[Records that describe figures]
# # # # #

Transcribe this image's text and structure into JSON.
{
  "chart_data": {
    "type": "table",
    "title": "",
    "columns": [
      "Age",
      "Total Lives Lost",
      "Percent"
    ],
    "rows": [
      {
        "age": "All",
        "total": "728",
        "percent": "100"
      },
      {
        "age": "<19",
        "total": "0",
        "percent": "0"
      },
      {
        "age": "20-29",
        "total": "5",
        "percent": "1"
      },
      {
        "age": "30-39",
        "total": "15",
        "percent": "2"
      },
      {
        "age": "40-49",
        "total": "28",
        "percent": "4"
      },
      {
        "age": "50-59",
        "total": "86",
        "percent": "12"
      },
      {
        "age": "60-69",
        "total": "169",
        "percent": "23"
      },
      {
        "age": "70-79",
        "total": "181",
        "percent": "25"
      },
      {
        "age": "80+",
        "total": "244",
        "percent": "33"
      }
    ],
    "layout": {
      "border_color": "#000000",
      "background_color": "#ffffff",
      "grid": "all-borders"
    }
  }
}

# # # # #

• [Your instructions]: Copy the entries above exactly, leaving none out.

• [The reply]:
Transcribe this image's text and structure into JSON.
{
  "chart_data": {
    "type": "table",
    "title": "",
    "columns": [
      "Age",
      "Total Lives Lost",
      "Percent"
    ],
    "rows": [
      {
        "age": "All",
        "total": "728",
        "percent": "100"
      },
      {
        "age": "<19",
        "total": "0",
        "percent": "0"
      },
      {
        "age": "20-29",
        "total": "5",
        "percent": "1"
      },
      {
        "age": "30-39",
        "total": "15",
        "percent": "2"
      },
      {
        "age": "40-49",
        "total": "28",
        "percent": "4"
      },
      {
        "age": "50-59",
        "total": "86",
        "percent": "12"
      },
      {
        "age": "60-69",
        "total": "169",
        "percent": "23"
      },
      {
        "age": "70-79",
        "total": "181",
        "percent": "25"
      },
      {
        "age": "80+",
        "total": "244",
        "percent": "33"
      }
    ],
    "layout": {
      "border_color": "#000000",
      "background_color": "#ffffff",
      "grid": "all-borders"
    }
  }
}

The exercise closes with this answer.